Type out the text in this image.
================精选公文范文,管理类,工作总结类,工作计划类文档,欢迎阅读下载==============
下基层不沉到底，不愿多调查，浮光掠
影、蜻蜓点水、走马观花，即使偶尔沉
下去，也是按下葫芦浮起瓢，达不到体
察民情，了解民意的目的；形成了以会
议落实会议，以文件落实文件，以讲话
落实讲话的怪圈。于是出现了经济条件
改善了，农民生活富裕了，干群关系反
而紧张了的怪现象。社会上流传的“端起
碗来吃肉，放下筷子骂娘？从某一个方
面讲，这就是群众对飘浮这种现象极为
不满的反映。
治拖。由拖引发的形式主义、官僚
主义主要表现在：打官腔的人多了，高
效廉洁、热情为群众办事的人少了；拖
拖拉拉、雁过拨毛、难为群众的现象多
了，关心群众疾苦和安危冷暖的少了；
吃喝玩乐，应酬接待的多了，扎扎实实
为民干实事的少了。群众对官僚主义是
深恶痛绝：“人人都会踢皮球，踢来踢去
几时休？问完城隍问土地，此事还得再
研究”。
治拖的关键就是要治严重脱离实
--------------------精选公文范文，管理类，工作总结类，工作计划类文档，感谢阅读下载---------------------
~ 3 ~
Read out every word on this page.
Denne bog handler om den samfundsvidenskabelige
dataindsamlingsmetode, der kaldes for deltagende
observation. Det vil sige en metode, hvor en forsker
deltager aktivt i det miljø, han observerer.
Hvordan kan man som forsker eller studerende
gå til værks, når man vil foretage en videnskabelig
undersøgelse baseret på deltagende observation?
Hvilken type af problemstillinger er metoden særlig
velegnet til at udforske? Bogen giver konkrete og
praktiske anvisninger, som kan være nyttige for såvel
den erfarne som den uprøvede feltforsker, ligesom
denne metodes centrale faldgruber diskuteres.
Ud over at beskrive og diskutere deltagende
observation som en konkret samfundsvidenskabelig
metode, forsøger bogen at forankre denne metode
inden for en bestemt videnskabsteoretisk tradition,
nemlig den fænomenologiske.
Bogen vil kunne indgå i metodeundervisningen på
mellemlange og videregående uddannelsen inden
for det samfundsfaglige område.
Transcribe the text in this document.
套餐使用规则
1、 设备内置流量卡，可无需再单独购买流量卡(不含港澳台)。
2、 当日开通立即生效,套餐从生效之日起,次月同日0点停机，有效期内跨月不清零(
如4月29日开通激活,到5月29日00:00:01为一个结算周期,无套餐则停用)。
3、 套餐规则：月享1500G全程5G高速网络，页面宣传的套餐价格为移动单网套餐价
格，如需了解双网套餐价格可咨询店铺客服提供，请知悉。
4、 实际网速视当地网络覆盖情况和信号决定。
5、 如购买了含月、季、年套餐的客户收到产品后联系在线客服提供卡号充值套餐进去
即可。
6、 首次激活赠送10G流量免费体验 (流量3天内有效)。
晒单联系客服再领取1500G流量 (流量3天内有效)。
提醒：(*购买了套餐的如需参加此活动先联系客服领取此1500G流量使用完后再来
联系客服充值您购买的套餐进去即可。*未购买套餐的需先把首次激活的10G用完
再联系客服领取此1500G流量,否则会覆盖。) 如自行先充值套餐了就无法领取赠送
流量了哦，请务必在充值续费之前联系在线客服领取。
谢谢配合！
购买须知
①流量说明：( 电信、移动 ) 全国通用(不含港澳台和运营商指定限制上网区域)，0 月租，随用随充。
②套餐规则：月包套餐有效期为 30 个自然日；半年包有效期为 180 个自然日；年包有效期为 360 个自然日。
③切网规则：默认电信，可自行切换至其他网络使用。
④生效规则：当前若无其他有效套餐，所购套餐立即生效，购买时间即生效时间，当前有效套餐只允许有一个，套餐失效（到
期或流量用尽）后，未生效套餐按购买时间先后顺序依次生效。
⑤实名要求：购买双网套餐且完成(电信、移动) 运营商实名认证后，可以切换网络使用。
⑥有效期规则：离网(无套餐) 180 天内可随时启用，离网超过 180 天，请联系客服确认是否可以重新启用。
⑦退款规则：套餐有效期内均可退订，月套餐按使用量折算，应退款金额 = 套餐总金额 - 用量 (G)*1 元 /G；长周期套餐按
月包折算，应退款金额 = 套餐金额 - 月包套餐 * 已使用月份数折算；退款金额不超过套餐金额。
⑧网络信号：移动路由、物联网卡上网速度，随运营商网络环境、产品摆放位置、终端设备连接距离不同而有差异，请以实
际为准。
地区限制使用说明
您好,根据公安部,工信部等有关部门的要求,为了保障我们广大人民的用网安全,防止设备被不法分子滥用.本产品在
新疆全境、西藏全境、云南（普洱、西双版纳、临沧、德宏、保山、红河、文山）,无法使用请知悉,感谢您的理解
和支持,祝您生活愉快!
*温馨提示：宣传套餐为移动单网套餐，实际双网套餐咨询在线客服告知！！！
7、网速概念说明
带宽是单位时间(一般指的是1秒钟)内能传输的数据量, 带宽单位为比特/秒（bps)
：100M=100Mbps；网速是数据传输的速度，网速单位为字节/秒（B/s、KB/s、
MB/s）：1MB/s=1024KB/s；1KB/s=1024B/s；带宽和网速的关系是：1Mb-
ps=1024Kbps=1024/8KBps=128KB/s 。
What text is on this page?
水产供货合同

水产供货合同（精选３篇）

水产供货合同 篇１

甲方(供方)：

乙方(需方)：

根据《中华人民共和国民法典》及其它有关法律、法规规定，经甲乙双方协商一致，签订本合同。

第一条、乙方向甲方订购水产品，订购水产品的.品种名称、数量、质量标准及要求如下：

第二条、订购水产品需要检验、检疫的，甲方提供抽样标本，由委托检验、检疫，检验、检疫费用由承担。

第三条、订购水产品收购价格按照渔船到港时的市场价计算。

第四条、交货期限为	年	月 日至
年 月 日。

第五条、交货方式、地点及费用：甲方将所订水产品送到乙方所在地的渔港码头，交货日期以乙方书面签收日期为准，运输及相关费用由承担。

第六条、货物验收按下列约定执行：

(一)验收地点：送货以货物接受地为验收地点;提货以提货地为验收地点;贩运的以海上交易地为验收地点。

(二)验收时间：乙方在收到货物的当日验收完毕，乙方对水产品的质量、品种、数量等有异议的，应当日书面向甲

→ **WHAT IS EXPECTED**:
Give back all the records exactly as they stand.

→ **RESULT**:
Type out the text in this image.
================精选公文范文,管理类,工作总结类,工作计划类文档,欢迎阅读下载==============
下基层不沉到底，不愿多调查，浮光掠
影、蜻蜓点水、走马观花，即使偶尔沉
下去，也是按下葫芦浮起瓢，达不到体
察民情，了解民意的目的；形成了以会
议落实会议，以文件落实文件，以讲话
落实讲话的怪圈。于是出现了经济条件
改善了，农民生活富裕了，干群关系反
而紧张了的怪现象。社会上流传的“端起
碗来吃肉，放下筷子骂娘？从某一个方
面讲，这就是群众对飘浮这种现象极为
不满的反映。
治拖。由拖引发的形式主义、官僚
主义主要表现在：打官腔的人多了，高
效廉洁、热情为群众办事的人少了；拖
拖拉拉、雁过拨毛、难为群众的现象多
了，关心群众疾苦和安危冷暖的少了；
吃喝玩乐，应酬接待的多了，扎扎实实
为民干实事的少了。群众对官僚主义是
深恶痛绝：“人人都会踢皮球，踢来踢去
几时休？问完城隍问土地，此事还得再
研究”。
治拖的关键就是要治严重脱离实
--------------------精选公文范文，管理类，工作总结类，工作计划类文档，感谢阅读下载---------------------
~ 3 ~
Read out every word on this page.
Denne bog handler om den samfundsvidenskabelige
dataindsamlingsmetode, der kaldes for deltagende
observation. Det vil sige en metode, hvor en forsker
deltager aktivt i det miljø, han observerer.
Hvordan kan man som forsker eller studerende
gå til værks, når man vil foretage en videnskabelig
undersøgelse baseret på deltagende observation?
Hvilken type af problemstillinger er metoden særlig
velegnet til at udforske? Bogen giver konkrete og
praktiske anvisninger, som kan være nyttige for såvel
den erfarne som den uprøvede feltforsker, ligesom
denne metodes centrale faldgruber diskuteres.
Ud over at beskrive og diskutere deltagende
observation som en konkret samfundsvidenskabelig
metode, forsøger bogen at forankre denne metode
inden for en bestemt videnskabsteoretisk tradition,
nemlig den fænomenologiske.
Bogen vil kunne indgå i metodeundervisningen på
mellemlange og videregående uddannelsen inden
for det samfundsfaglige område.
Transcribe the text in this document.
套餐使用规则
1、 设备内置流量卡，可无需再单独购买流量卡(不含港澳台)。
2、 当日开通立即生效,套餐从生效之日起,次月同日0点停机，有效期内跨月不清零(
如4月29日开通激活,到5月29日00:00:01为一个结算周期,无套餐则停用)。
3、 套餐规则：月享1500G全程5G高速网络，页面宣传的套餐价格为移动单网套餐价
格，如需了解双网套餐价格可咨询店铺客服提供，请知悉。
4、 实际网速视当地网络覆盖情况和信号决定。
5、 如购买了含月、季、年套餐的客户收到产品后联系在线客服提供卡号充值套餐进去
即可。
6、 首次激活赠送10G流量免费体验 (流量3天内有效)。
晒单联系客服再领取1500G流量 (流量3天内有效)。
提醒：(*购买了套餐的如需参加此活动先联系客服领取此1500G流量使用完后再来
联系客服充值您购买的套餐进去即可。*未购买套餐的需先把首次激活的10G用完
再联系客服领取此1500G流量,否则会覆盖。) 如自行先充值套餐了就无法领取赠送
流量了哦，请务必在充值续费之前联系在线客服领取。
谢谢配合！
购买须知
①流量说明：( 电信、移动 ) 全国通用(不含港澳台和运营商指定限制上网区域)，0 月租，随用随充。
②套餐规则：月包套餐有效期为 30 个自然日；半年包有效期为 180 个自然日；年包有效期为 360 个自然日。
③切网规则：默认电信，可自行切换至其他网络使用。
④生效规则：当前若无其他有效套餐，所购套餐立即生效，购买时间即生效时间，当前有效套餐只允许有一个，套餐失效（到
期或流量用尽）后，未生效套餐按购买时间先后顺序依次生效。
⑤实名要求：购买双网套餐且完成(电信、移动) 运营商实名认证后，可以切换网络使用。
⑥有效期规则：离网(无套餐) 180 天内可随时启用，离网超过 180 天，请联系客服确认是否可以重新启用。
⑦退款规则：套餐有效期内均可退订，月套餐按使用量折算，应退款金额 = 套餐总金额 - 用量 (G)*1 元 /G；长周期套餐按
月包折算，应退款金额 = 套餐金额 - 月包套餐 * 已使用月份数折算；退款金额不超过套餐金额。
⑧网络信号：移动路由、物联网卡上网速度，随运营商网络环境、产品摆放位置、终端设备连接距离不同而有差异，请以实
际为准。
地区限制使用说明
您好,根据公安部,工信部等有关部门的要求,为了保障我们广大人民的用网安全,防止设备被不法分子滥用.本产品在
新疆全境、西藏全境、云南（普洱、西双版纳、临沧、德宏、保山、红河、文山）,无法使用请知悉,感谢您的理解
和支持,祝您生活愉快!
*温馨提示：宣传套餐为移动单网套餐，实际双网套餐咨询在线客服告知！！！
7、网速概念说明
带宽是单位时间(一般指的是1秒钟)内能传输的数据量, 带宽单位为比特/秒（bps)
：100M=100Mbps；网速是数据传输的速度，网速单位为字节/秒（B/s、KB/s、
MB/s）：1MB/s=1024KB/s；1KB/s=1024B/s；带宽和网速的关系是：1Mb-
ps=1024Kbps=1024/8KBps=128KB/s 。
What text is on this page?
水产供货合同

水产供货合同（精选３篇）

水产供货合同 篇１

甲方(供方)：

乙方(需方)：

根据《中华人民共和国民法典》及其它有关法律、法规规定，经甲乙双方协商一致，签订本合同。

第一条、乙方向甲方订购水产品，订购水产品的.品种名称、数量、质量标准及要求如下：

第二条、订购水产品需要检验、检疫的，甲方提供抽样标本，由委托检验、检疫，检验、检疫费用由承担。

第三条、订购水产品收购价格按照渔船到港时的市场价计算。

第四条、交货期限为	年	月 日至
年 月 日。

第五条、交货方式、地点及费用：甲方将所订水产品送到乙方所在地的渔港码头，交货日期以乙方书面签收日期为准，运输及相关费用由承担。

第六条、货物验收按下列约定执行：

(一)验收地点：送货以货物接受地为验收地点;提货以提货地为验收地点;贩运的以海上交易地为验收地点。

(二)验收时间：乙方在收到货物的当日验收完毕，乙方对水产品的质量、品种、数量等有异议的，应当日书面向甲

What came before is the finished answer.